Can the data below be set down again exactly, line for line?

(Dataset entries on figures)
>>

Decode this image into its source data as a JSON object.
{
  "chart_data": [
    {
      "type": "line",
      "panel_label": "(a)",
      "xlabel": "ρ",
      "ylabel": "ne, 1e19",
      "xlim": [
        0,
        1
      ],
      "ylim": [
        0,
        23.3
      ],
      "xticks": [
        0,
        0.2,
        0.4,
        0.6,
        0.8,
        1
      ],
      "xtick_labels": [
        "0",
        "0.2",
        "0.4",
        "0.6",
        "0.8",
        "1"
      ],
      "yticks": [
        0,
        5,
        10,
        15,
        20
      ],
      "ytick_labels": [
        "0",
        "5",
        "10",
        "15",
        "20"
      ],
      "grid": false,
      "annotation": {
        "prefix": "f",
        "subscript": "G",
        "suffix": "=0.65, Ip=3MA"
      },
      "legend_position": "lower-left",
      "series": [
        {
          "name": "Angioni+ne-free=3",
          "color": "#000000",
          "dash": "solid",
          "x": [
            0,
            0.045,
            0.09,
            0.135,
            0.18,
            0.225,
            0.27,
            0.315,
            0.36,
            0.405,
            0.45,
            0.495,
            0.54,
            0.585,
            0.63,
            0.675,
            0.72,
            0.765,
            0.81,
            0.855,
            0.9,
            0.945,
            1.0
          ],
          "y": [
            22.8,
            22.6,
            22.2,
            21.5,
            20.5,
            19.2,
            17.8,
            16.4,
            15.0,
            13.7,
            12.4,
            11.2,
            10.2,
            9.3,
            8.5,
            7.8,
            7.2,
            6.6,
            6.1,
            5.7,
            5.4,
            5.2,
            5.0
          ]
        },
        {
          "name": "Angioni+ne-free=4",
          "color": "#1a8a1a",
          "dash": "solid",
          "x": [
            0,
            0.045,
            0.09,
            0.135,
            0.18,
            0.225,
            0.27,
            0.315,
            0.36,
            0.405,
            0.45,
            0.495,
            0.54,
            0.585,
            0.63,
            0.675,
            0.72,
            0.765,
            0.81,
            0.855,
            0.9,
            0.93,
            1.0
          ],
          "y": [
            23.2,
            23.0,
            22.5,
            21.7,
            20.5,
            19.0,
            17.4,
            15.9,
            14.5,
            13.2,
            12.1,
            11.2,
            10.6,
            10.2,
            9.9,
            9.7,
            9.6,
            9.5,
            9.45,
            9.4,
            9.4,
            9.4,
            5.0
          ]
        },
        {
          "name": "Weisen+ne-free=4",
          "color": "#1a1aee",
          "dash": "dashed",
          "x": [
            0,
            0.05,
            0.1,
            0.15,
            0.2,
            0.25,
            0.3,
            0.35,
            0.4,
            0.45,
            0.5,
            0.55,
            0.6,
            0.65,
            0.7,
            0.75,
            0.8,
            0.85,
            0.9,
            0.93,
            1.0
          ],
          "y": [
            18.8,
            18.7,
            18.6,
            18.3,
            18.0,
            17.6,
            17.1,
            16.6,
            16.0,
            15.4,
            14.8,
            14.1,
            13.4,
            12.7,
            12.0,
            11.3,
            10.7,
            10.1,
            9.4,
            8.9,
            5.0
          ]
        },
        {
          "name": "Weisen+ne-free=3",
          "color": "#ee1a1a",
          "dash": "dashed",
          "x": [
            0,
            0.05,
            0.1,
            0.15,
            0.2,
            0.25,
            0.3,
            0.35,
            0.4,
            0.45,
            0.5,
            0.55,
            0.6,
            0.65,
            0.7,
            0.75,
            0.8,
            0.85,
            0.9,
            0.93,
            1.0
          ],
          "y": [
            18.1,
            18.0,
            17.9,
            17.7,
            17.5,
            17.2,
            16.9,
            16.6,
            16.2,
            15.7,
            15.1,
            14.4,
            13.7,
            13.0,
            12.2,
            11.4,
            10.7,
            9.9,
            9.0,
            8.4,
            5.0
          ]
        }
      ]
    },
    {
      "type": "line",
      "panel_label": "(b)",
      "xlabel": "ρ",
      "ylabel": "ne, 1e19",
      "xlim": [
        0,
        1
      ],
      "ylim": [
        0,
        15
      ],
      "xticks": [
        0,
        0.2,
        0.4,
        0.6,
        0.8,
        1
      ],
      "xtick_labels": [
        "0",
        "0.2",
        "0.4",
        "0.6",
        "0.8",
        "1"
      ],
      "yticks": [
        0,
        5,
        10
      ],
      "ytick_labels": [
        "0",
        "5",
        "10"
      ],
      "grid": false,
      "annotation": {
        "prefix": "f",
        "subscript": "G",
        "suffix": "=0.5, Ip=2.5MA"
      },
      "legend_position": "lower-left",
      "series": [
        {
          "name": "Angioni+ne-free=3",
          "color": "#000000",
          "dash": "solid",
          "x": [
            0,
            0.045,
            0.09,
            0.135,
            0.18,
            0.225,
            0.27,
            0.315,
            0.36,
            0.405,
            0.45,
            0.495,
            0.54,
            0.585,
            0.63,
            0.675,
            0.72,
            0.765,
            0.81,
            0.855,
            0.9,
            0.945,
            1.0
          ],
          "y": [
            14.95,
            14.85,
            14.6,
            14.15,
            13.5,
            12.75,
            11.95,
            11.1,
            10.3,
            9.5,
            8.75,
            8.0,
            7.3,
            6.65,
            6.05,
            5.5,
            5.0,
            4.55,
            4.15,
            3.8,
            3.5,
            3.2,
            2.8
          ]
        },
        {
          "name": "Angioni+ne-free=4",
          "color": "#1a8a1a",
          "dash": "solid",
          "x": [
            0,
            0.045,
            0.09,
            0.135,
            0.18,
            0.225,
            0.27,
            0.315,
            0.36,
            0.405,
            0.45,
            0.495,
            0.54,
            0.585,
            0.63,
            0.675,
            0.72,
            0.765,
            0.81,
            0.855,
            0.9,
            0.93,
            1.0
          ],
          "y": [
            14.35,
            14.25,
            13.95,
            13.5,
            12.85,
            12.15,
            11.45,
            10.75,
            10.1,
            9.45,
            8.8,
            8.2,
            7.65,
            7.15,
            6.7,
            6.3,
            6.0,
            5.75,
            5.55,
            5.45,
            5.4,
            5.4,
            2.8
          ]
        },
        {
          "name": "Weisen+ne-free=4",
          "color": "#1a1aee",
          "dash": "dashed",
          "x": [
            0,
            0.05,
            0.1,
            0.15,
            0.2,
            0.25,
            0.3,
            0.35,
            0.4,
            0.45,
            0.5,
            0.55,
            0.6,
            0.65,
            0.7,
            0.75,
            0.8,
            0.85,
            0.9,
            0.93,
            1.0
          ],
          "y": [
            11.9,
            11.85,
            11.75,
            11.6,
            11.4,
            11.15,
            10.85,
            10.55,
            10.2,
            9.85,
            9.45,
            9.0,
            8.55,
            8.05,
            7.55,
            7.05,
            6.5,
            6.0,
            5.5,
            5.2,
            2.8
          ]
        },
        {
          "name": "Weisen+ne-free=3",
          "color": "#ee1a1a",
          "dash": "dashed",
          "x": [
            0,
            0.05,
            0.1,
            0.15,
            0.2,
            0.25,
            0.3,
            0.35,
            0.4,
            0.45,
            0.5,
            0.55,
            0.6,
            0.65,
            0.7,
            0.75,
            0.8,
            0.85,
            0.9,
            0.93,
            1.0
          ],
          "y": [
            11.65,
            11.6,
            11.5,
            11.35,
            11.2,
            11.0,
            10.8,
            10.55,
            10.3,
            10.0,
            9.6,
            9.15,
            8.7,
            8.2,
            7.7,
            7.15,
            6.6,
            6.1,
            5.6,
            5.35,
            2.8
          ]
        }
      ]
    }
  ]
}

<<

> **RESPONSE**
Decode this image into its source data as a JSON object.
{
  "chart_data": [
    {
      "type": "line",
      "panel_label": "(a)",
      "xlabel": "ρ",
      "ylabel": "ne, 1e19",
      "xlim": [
        0,
        1
      ],
      "ylim": [
        0,
        23.3
      ],
      "xticks": [
        0,
        0.2,
        0.4,
        0.6,
        0.8,
        1
      ],
      "xtick_labels": [
        "0",
        "0.2",
        "0.4",
        "0.6",
        "0.8",
        "1"
      ],
      "yticks": [
        0,
        5,
        10,
        15,
        20
      ],
      "ytick_labels": [
        "0",
        "5",
        "10",
        "15",
        "20"
      ],
      "grid": false,
      "annotation": {
        "prefix": "f",
        "subscript": "G",
        "suffix": "=0.65, Ip=3MA"
      },
      "legend_position": "lower-left",
      "series": [
        {
          "name": "Angioni+ne-free=3",
          "color": "#000000",
          "dash": "solid",
          "x": [
            0,
            0.045,
            0.09,
            0.135,
            0.18,
            0.225,
            0.27,
            0.315,
            0.36,
            0.405,
            0.45,
            0.495,
            0.54,
            0.585,
            0.63,
            0.675,
            0.72,
            0.765,
            0.81,
            0.855,
            0.9,
            0.945,
            1.0
          ],
          "y": [
            22.8,
            22.6,
            22.2,
            21.5,
            20.5,
            19.2,
            17.8,
            16.4,
            15.0,
            13.7,
            12.4,
            11.2,
            10.2,
            9.3,
            8.5,
            7.8,
            7.2,
            6.6,
            6.1,
            5.7,
            5.4,
            5.2,
            5.0
          ]
        },
        {
          "name": "Angioni+ne-free=4",
          "color": "#1a8a1a",
          "dash": "solid",
          "x": [
            0,
            0.045,
            0.09,
            0.135,
            0.18,
            0.225,
            0.27,
            0.315,
            0.36,
            0.405,
            0.45,
            0.495,
            0.54,
            0.585,
            0.63,
            0.675,
            0.72,
            0.765,
            0.81,
            0.855,
            0.9,
            0.93,
            1.0
          ],
          "y": [
            23.2,
            23.0,
            22.5,
            21.7,
            20.5,
            19.0,
            17.4,
            15.9,
            14.5,
            13.2,
            12.1,
            11.2,
            10.6,
            10.2,
            9.9,
            9.7,
            9.6,
            9.5,
            9.45,
            9.4,
            9.4,
            9.4,
            5.0
          ]
        },
        {
          "name": "Weisen+ne-free=4",
          "color": "#1a1aee",
          "dash": "dashed",
          "x": [
            0,
            0.05,
            0.1,
            0.15,
            0.2,
            0.25,
            0.3,
            0.35,
            0.4,
            0.45,
            0.5,
            0.55,
            0.6,
            0.65,
            0.7,
            0.75,
            0.8,
            0.85,
            0.9,
            0.93,
            1.0
          ],
          "y": [
            18.8,
            18.7,
            18.6,
            18.3,
            18.0,
            17.6,
            17.1,
            16.6,
            16.0,
            15.4,
            14.8,
            14.1,
            13.4,
            12.7,
            12.0,
            11.3,
            10.7,
            10.1,
            9.4,
            8.9,
            5.0
          ]
        },
        {
          "name": "Weisen+ne-free=3",
          "color": "#ee1a1a",
          "dash": "dashed",
          "x": [
            0,
            0.05,
            0.1,
            0.15,
            0.2,
            0.25,
            0.3,
            0.35,
            0.4,
            0.45,
            0.5,
            0.55,
            0.6,
            0.65,
            0.7,
            0.75,
            0.8,
            0.85,
            0.9,
            0.93,
            1.0
          ],
          "y": [
            18.1,
            18.0,
            17.9,
            17.7,
            17.5,
            17.2,
            16.9,
            16.6,
            16.2,
            15.7,
            15.1,
            14.4,
            13.7,
            13.0,
            12.2,
            11.4,
            10.7,
            9.9,
            9.0,
            8.4,
            5.0
          ]
        }
      ]
    },
    {
      "type": "line",
      "panel_label": "(b)",
      "xlabel": "ρ",
      "ylabel": "ne, 1e19",
      "xlim": [
        0,
        1
      ],
      "ylim": [
        0,
        15
      ],
      "xticks": [
        0,
        0.2,
        0.4,
        0.6,
        0.8,
        1
      ],
      "xtick_labels": [
        "0",
        "0.2",
        "0.4",
        "0.6",
        "0.8",
        "1"
      ],
      "yticks": [
        0,
        5,
        10
      ],
      "ytick_labels": [
        "0",
        "5",
        "10"
      ],
      "grid": false,
      "annotation": {
        "prefix": "f",
        "subscript": "G",
        "suffix": "=0.5, Ip=2.5MA"
      },
      "legend_position": "lower-left",
      "series": [
        {
          "name": "Angioni+ne-free=3",
          "color": "#000000",
          "dash": "solid",
          "x": [
            0,
            0.045,
            0.09,
            0.135,
            0.18,
            0.225,
            0.27,
            0.315,
            0.36,
            0.405,
            0.45,
            0.495,
            0.54,
            0.585,
            0.63,
            0.675,
            0.72,
            0.765,
            0.81,
            0.855,
            0.9,
            0.945,
            1.0
          ],
          "y": [
            14.95,
            14.85,
            14.6,
            14.15,
            13.5,
            12.75,
            11.95,
            11.1,
            10.3,
            9.5,
            8.75,
            8.0,
            7.3,
            6.65,
            6.05,
            5.5,
            5.0,
            4.55,
            4.15,
            3.8,
            3.5,
            3.2,
            2.8
          ]
        },
        {
          "name": "Angioni+ne-free=4",
          "color": "#1a8a1a",
          "dash": "solid",
          "x": [
            0,
            0.045,
            0.09,
            0.135,
            0.18,
            0.225,
            0.27,
            0.315,
            0.36,
            0.405,
            0.45,
            0.495,
            0.54,
            0.585,
            0.63,
            0.675,
            0.72,
            0.765,
            0.81,
            0.855,
            0.9,
            0.93,
            1.0
          ],
          "y": [
            14.35,
            14.25,
            13.95,
            13.5,
            12.85,
            12.15,
            11.45,
            10.75,
            10.1,
            9.45,
            8.8,
            8.2,
            7.65,
            7.15,
            6.7,
            6.3,
            6.0,
            5.75,
            5.55,
            5.45,
            5.4,
            5.4,
            2.8
          ]
        },
        {
          "name": "Weisen+ne-free=4",
          "color": "#1a1aee",
          "dash": "dashed",
          "x": [
            0,
            0.05,
            0.1,
            0.15,
            0.2,
            0.25,
            0.3,
            0.35,
            0.4,
            0.45,
            0.5,
            0.55,
            0.6,
            0.65,
            0.7,
            0.75,
            0.8,
            0.85,
            0.9,
            0.93,
            1.0
          ],
          "y": [
            11.9,
            11.85,
            11.75,
            11.6,
            11.4,
            11.15,
            10.85,
            10.55,
            10.2,
            9.85,
            9.45,
            9.0,
            8.55,
            8.05,
            7.55,
            7.05,
            6.5,
            6.0,
            5.5,
            5.2,
            2.8
          ]
        },
        {
          "name": "Weisen+ne-free=3",
          "color": "#ee1a1a",
          "dash": "dashed",
          "x": [
            0,
            0.05,
            0.1,
            0.15,
            0.2,
            0.25,
            0.3,
            0.35,
            0.4,
            0.45,
            0.5,
            0.55,
            0.6,
            0.65,
            0.7,
            0.75,
            0.8,
            0.85,
            0.9,
            0.93,
            1.0
          ],
          "y": [
            11.65,
            11.6,
            11.5,
            11.35,
            11.2,
            11.0,
            10.8,
            10.55,
            10.3,
            10.0,
            9.6,
            9.15,
            8.7,
            8.2,
            7.7,
            7.15,
            6.6,
            6.1,
            5.6,
            5.35,
            2.8
          ]
        }
      ]
    }
  ]
}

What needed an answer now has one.